§ **EXERCISE OBJECTIVE**
Examine the entries below, count the lines holding the string "this", and respond with the number only.

● ● ● ● ●

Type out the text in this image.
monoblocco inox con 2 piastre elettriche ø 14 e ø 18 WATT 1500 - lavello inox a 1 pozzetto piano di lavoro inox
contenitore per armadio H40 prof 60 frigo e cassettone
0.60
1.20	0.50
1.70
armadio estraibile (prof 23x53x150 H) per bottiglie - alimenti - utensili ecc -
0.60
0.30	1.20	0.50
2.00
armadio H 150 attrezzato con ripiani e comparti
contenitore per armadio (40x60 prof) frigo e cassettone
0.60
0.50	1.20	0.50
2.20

● ● ● ● ●

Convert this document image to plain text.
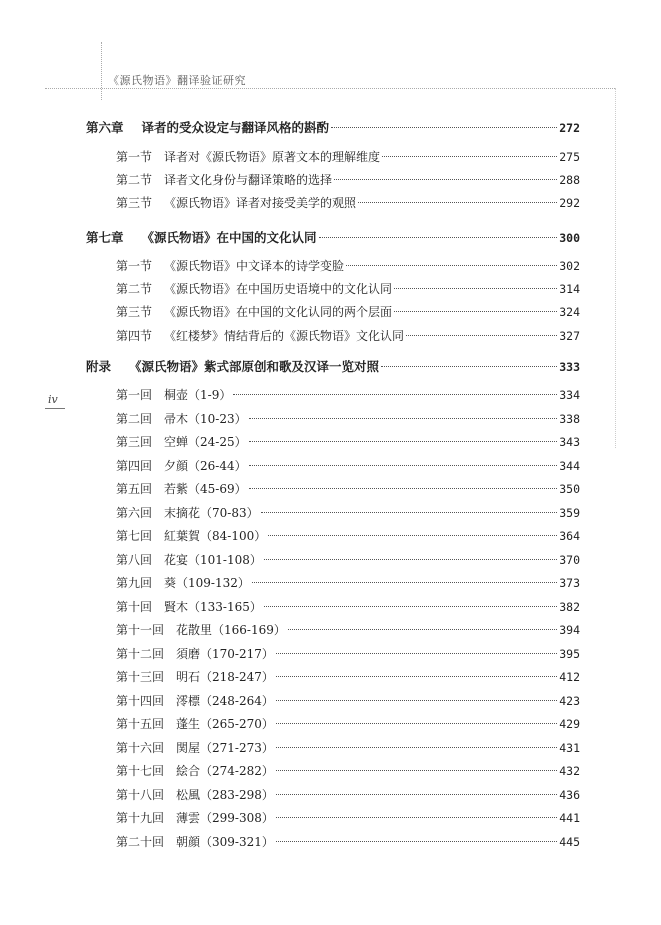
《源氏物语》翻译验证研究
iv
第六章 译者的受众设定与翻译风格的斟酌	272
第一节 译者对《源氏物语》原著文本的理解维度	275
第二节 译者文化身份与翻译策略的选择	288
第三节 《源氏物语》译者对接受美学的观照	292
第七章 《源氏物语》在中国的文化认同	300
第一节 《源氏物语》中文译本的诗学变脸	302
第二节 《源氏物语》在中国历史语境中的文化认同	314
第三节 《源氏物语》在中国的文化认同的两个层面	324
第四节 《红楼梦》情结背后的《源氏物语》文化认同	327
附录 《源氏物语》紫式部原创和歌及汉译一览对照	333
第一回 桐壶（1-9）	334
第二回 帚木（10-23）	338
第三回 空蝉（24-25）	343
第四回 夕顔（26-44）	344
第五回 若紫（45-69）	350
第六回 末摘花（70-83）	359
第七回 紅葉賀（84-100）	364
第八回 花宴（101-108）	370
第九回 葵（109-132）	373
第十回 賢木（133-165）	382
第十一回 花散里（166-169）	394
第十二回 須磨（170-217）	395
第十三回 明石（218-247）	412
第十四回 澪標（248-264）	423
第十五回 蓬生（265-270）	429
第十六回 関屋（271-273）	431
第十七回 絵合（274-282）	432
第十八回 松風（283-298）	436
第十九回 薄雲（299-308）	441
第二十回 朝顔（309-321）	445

● ● ● ● ●

§ **THE ANSWER**
2